==== Exercise data

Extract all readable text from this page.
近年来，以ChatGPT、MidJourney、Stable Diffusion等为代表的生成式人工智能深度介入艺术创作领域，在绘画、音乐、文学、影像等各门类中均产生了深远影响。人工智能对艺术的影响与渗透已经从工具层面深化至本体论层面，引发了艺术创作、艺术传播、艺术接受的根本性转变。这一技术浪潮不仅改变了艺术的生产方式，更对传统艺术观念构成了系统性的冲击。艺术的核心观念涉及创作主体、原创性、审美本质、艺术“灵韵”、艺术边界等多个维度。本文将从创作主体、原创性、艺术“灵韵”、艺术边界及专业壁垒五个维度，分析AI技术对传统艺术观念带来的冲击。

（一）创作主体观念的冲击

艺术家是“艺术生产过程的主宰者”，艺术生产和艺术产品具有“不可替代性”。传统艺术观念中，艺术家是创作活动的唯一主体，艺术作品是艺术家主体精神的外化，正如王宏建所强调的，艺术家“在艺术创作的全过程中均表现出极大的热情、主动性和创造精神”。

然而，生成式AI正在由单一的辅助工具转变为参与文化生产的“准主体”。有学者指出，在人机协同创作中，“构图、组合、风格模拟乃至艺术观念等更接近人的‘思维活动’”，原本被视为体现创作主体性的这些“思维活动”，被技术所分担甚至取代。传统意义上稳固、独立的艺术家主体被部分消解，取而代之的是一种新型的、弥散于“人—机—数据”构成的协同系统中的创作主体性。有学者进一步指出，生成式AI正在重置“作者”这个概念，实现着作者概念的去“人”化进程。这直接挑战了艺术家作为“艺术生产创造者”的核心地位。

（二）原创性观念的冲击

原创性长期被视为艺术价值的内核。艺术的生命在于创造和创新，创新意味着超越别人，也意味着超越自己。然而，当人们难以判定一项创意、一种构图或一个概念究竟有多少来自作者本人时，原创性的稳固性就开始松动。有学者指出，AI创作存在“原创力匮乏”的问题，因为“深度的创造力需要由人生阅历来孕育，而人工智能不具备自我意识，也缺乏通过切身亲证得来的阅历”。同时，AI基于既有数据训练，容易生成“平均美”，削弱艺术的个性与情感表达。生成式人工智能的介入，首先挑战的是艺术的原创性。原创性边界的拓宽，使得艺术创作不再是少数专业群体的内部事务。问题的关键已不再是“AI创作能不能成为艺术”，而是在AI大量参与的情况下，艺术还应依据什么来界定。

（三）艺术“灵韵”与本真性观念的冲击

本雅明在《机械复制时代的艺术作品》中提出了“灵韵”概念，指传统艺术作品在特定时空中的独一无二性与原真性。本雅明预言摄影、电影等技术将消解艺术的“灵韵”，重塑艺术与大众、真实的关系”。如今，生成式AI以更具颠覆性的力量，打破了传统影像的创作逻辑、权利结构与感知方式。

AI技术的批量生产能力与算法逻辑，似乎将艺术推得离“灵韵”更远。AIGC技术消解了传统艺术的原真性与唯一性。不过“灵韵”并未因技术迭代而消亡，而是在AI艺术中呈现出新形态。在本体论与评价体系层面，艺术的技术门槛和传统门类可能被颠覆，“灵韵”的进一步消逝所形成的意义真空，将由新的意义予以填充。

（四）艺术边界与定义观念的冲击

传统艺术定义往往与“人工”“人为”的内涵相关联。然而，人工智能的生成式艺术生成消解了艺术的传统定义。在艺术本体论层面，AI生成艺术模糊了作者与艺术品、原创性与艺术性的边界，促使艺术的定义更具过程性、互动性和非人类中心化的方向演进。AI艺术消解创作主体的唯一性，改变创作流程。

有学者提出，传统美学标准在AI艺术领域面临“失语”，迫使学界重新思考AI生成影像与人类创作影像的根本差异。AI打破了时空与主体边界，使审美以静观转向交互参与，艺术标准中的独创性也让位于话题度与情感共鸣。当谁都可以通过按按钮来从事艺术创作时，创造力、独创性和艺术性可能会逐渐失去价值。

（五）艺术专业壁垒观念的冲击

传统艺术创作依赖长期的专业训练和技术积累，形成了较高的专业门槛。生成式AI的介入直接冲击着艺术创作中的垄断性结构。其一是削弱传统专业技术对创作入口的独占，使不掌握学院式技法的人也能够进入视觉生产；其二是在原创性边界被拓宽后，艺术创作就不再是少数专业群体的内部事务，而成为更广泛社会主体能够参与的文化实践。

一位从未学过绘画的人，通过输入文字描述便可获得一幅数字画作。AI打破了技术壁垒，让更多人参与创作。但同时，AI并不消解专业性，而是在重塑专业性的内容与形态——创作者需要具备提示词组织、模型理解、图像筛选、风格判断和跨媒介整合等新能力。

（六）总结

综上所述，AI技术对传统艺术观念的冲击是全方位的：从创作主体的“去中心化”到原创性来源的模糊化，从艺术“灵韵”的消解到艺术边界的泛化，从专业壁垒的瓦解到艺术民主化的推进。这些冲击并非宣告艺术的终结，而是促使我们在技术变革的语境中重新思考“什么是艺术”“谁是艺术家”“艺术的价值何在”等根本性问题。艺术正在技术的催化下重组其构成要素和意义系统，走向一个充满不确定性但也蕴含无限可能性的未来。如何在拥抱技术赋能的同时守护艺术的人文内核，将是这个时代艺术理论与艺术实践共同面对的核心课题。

========

→ Objective
Where a line holds "有学者指出", copy that line.

→ Exercise output
然而，生成式AI正在由单一的辅助工具转变为参与文化生产的“准主体”。有学者指出，在人机协同创作中，“构图、组合、风格模拟乃至艺术观念等更接近人的‘思维活动’”，原本被视为体现创作主体性的这些“思维活动”，被技术所分担甚至取代。传统意义上稳固、独立的艺术家主体被部分消解，取而代之的是一种新型的、弥散于“人—机—数据”构成的协同系统中的创作主体性。有学者进一步指出，生成式AI正在重置“作者”这个概念，实现着作者概念的去“人”化进程。这直接挑战了艺术家作为“艺术生产创造者”的核心地位。
原创性长期被视为艺术价值的内核。艺术的生命在于创造和创新，创新意味着超越别人，也意味着超越自己。然而，当人们难以判定一项创意、一种构图或一个概念究竟有多少来自作者本人时，原创性的稳固性就开始松动。有学者指出，AI创作存在“原创力匮乏”的问题，因为“深度的创造力需要由人生阅历来孕育，而人工智能不具备自我意识，也缺乏通过切身亲证得来的阅历”。同时，AI基于既有数据训练，容易生成“平均美”，削弱艺术的个性与情感表达。生成式人工智能的介入，首先挑战的是艺术的原创性。原创性边界的拓宽，使得艺术创作不再是少数专业群体的内部事务。问题的关键已不再是“AI创作能不能成为艺术”，而是在AI大量参与的情况下，艺术还应依据什么来界定。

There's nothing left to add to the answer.